Data lines:
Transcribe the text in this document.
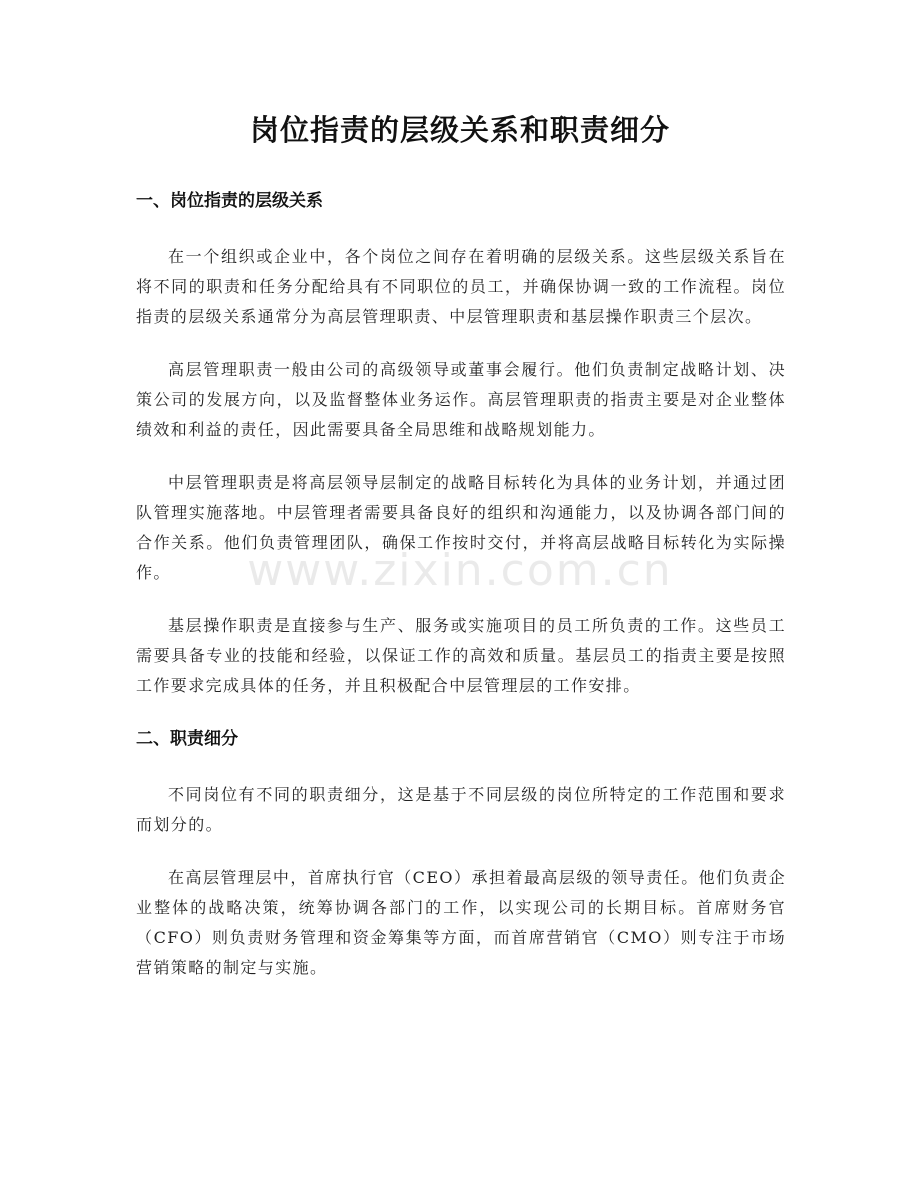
岗位指责的层级关系和职责细分
www.zixin.com.cn
一、岗位指责的层级关系

在一个组织或企业中，各个岗位之间存在着明确的层级关系。这些层级关系旨在将不同的职责和任务分配给具有不同职位的员工，并确保协调一致的工作流程。岗位指责的层级关系通常分为高层管理职责、中层管理职责和基层操作职责三个层次。

高层管理职责一般由公司的高级领导或董事会履行。他们负责制定战略计划、决策公司的发展方向，以及监督整体业务运作。高层管理职责的指责主要是对企业整体绩效和利益的责任，因此需要具备全局思维和战略规划能力。

中层管理职责是将高层领导层制定的战略目标转化为具体的业务计划，并通过团队管理实施落地。中层管理者需要具备良好的组织和沟通能力，以及协调各部门间的合作关系。他们负责管理团队，确保工作按时交付，并将高层战略目标转化为实际操作。

基层操作职责是直接参与生产、服务或实施项目的员工所负责的工作。这些员工需要具备专业的技能和经验，以保证工作的高效和质量。基层员工的指责主要是按照工作要求完成具体的任务，并且积极配合中层管理层的工作安排。

二、职责细分

不同岗位有不同的职责细分，这是基于不同层级的岗位所特定的工作范围和要求而划分的。

在高层管理层中，首席执行官（CEO）承担着最高层级的领导责任。他们负责企业整体的战略决策，统筹协调各部门的工作，以实现公司的长期目标。首席财务官（CFO）则负责财务管理和资金筹集等方面，而首席营销官（CMO）则专注于市场营销策略的制定与实施。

Task directions: Repeat the entries exactly and keep the pictures out of the copy.

Result of this task:
Transcribe the text in this document.
岗位指责的层级关系和职责细分
www.zixin.com.cn
一、岗位指责的层级关系

在一个组织或企业中，各个岗位之间存在着明确的层级关系。这些层级关系旨在将不同的职责和任务分配给具有不同职位的员工，并确保协调一致的工作流程。岗位指责的层级关系通常分为高层管理职责、中层管理职责和基层操作职责三个层次。

高层管理职责一般由公司的高级领导或董事会履行。他们负责制定战略计划、决策公司的发展方向，以及监督整体业务运作。高层管理职责的指责主要是对企业整体绩效和利益的责任，因此需要具备全局思维和战略规划能力。

中层管理职责是将高层领导层制定的战略目标转化为具体的业务计划，并通过团队管理实施落地。中层管理者需要具备良好的组织和沟通能力，以及协调各部门间的合作关系。他们负责管理团队，确保工作按时交付，并将高层战略目标转化为实际操作。

基层操作职责是直接参与生产、服务或实施项目的员工所负责的工作。这些员工需要具备专业的技能和经验，以保证工作的高效和质量。基层员工的指责主要是按照工作要求完成具体的任务，并且积极配合中层管理层的工作安排。

二、职责细分

不同岗位有不同的职责细分，这是基于不同层级的岗位所特定的工作范围和要求而划分的。

在高层管理层中，首席执行官（CEO）承担着最高层级的领导责任。他们负责企业整体的战略决策，统筹协调各部门的工作，以实现公司的长期目标。首席财务官（CFO）则负责财务管理和资金筹集等方面，而首席营销官（CMO）则专注于市场营销策略的制定与实施。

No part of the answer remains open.